(Aim) Count, in the entries below, the lines in which "волос" occurs. Give the number, nothing more.

(Supplied records)
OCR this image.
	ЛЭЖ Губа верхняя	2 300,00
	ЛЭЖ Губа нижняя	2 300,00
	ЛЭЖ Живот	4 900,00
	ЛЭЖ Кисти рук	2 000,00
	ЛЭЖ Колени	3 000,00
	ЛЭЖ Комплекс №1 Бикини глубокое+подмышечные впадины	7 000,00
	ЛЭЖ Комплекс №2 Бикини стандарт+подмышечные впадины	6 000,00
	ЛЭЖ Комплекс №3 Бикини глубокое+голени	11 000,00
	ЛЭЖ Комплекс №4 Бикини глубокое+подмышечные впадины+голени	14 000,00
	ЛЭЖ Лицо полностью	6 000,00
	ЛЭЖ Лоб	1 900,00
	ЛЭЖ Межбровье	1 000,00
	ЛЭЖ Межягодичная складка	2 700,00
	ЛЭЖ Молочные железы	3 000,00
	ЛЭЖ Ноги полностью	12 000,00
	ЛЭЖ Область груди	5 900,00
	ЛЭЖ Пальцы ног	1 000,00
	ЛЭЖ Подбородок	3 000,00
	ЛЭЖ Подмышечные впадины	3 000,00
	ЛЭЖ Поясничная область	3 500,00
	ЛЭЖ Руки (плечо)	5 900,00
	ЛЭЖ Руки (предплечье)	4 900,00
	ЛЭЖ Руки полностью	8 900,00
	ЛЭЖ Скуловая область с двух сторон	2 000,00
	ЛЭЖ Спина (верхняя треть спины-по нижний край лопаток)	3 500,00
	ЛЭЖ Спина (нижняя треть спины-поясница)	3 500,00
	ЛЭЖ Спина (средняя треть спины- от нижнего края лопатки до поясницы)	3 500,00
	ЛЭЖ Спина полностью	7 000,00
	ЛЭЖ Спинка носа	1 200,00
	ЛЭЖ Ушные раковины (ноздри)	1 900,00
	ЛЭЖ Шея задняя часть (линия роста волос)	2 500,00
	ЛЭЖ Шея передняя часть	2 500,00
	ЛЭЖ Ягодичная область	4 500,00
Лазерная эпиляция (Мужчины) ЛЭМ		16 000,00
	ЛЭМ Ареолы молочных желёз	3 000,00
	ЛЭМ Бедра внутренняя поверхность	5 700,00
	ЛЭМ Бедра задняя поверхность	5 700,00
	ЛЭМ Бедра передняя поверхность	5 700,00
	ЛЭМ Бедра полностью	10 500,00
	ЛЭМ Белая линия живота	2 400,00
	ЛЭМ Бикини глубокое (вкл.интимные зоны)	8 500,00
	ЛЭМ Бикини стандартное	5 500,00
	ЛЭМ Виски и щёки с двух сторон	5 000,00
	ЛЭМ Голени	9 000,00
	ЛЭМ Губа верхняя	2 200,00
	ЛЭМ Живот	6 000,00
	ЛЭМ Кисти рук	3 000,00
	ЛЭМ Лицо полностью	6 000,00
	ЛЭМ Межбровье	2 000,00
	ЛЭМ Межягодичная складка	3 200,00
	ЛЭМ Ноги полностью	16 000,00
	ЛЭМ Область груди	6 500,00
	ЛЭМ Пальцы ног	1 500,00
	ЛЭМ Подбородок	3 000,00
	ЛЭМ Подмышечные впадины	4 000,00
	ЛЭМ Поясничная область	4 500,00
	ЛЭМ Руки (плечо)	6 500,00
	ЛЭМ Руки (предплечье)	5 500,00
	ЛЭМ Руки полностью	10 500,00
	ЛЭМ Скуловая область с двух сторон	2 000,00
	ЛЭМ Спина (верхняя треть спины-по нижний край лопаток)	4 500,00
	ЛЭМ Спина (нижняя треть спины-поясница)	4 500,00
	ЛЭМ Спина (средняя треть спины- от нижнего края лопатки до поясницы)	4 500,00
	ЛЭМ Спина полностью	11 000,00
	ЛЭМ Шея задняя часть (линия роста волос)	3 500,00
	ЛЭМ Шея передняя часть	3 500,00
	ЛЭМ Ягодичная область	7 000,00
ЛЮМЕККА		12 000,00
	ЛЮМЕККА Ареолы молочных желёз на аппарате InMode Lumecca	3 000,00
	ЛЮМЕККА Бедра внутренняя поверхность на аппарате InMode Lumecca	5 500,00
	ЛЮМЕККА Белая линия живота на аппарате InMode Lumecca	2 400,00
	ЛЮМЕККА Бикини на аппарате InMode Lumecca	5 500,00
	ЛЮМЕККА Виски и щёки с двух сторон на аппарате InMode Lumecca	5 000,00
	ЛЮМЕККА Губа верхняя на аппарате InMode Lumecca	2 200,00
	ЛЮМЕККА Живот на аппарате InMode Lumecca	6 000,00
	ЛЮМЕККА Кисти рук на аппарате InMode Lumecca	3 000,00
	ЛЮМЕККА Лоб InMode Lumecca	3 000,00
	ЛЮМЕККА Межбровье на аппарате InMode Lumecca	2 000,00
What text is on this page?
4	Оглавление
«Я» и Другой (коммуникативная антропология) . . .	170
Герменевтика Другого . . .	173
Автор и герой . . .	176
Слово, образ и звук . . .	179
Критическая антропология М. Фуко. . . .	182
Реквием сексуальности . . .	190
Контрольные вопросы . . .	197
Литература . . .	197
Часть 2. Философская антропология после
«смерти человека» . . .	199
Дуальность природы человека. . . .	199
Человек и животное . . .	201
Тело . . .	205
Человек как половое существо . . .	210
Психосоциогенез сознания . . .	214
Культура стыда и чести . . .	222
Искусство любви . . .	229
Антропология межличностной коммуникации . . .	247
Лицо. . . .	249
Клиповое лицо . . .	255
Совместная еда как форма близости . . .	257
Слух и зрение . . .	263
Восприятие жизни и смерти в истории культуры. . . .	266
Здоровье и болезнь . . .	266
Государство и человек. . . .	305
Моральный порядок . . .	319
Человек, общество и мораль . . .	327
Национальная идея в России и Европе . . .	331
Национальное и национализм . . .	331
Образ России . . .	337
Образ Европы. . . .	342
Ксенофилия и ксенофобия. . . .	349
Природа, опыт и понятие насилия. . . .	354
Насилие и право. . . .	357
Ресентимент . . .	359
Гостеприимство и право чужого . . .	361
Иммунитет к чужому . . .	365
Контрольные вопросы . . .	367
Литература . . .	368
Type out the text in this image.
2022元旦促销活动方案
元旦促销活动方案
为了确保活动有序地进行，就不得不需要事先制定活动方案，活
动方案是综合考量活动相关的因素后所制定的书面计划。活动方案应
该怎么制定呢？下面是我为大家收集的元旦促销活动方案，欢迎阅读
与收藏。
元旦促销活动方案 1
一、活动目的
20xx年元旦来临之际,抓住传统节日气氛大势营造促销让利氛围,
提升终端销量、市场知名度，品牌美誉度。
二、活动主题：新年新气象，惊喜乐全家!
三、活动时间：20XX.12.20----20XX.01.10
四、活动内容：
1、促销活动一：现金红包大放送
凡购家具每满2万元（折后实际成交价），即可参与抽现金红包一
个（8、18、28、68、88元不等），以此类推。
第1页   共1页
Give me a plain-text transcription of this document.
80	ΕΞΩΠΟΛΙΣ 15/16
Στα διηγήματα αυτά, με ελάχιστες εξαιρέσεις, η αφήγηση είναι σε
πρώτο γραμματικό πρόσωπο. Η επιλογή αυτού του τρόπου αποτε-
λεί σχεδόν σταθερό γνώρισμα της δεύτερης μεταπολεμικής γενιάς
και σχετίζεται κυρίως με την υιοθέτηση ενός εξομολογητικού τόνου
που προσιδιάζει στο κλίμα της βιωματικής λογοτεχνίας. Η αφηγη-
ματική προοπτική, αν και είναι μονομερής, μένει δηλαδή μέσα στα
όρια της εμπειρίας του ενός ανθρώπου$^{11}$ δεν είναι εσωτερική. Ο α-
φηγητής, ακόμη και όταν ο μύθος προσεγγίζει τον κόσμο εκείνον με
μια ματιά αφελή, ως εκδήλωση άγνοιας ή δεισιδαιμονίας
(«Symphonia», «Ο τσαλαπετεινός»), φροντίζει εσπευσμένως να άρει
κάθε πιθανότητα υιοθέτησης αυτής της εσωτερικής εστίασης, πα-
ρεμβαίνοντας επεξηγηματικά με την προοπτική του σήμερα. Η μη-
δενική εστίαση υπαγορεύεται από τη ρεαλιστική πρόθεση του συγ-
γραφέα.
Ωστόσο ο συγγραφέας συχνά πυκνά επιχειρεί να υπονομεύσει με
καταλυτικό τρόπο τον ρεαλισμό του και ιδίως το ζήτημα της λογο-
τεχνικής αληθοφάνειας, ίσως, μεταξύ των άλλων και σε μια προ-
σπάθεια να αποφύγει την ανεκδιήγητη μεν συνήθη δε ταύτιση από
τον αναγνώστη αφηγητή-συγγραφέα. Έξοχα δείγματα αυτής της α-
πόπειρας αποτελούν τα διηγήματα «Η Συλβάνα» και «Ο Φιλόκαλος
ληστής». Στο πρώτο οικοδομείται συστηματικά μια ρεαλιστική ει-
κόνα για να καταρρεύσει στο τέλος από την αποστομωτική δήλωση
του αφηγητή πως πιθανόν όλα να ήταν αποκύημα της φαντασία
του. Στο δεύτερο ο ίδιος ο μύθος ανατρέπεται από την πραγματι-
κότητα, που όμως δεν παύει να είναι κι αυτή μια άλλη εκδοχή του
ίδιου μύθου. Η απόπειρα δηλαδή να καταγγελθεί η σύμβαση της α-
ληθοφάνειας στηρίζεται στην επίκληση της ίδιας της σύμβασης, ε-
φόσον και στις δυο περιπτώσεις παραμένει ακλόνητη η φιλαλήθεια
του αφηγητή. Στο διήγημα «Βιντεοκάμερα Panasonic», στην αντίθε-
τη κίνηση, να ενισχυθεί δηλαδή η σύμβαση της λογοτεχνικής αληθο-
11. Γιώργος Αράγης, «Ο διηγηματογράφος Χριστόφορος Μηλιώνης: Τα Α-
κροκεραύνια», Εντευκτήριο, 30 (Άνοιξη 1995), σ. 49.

(Answer to this task) 2